## Given problem
Render every entry exactly as it appears.

[start of Information shown]

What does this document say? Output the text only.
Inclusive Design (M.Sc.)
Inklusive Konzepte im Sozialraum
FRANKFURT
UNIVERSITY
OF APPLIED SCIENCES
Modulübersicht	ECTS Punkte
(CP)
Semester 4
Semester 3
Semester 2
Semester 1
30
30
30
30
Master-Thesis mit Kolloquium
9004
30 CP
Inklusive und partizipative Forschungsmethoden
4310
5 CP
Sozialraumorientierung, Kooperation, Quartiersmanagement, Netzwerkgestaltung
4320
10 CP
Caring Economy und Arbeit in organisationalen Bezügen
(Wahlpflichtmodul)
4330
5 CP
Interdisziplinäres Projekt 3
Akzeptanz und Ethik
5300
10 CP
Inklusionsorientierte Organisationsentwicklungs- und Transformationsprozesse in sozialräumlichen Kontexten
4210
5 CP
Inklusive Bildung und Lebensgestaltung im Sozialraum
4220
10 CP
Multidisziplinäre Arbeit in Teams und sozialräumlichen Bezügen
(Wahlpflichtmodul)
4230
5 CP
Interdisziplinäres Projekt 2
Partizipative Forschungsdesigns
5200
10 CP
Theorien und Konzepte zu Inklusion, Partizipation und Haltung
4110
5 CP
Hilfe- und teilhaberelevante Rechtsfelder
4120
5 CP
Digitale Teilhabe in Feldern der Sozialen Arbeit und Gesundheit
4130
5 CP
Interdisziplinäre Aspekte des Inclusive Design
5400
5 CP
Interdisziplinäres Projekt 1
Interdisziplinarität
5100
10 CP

[end of Information shown]

## Answer to the exercise
What does this document say? Output the text only.
Inclusive Design (M.Sc.)
Inklusive Konzepte im Sozialraum
FRANKFURT
UNIVERSITY
OF APPLIED SCIENCES
Modulübersicht	ECTS Punkte
(CP)
Semester 4
Semester 3
Semester 2
Semester 1
30
30
30
30
Master-Thesis mit Kolloquium
9004
30 CP
Inklusive und partizipative Forschungsmethoden
4310
5 CP
Sozialraumorientierung, Kooperation, Quartiersmanagement, Netzwerkgestaltung
4320
10 CP
Caring Economy und Arbeit in organisationalen Bezügen
(Wahlpflichtmodul)
4330
5 CP
Interdisziplinäres Projekt 3
Akzeptanz und Ethik
5300
10 CP
Inklusionsorientierte Organisationsentwicklungs- und Transformationsprozesse in sozialräumlichen Kontexten
4210
5 CP
Inklusive Bildung und Lebensgestaltung im Sozialraum
4220
10 CP
Multidisziplinäre Arbeit in Teams und sozialräumlichen Bezügen
(Wahlpflichtmodul)
4230
5 CP
Interdisziplinäres Projekt 2
Partizipative Forschungsdesigns
5200
10 CP
Theorien und Konzepte zu Inklusion, Partizipation und Haltung
4110
5 CP
Hilfe- und teilhaberelevante Rechtsfelder
4120
5 CP
Digitale Teilhabe in Feldern der Sozialen Arbeit und Gesundheit
4130
5 CP
Interdisziplinäre Aspekte des Inclusive Design
5400
5 CP
Interdisziplinäres Projekt 1
Interdisziplinarität
5100
10 CP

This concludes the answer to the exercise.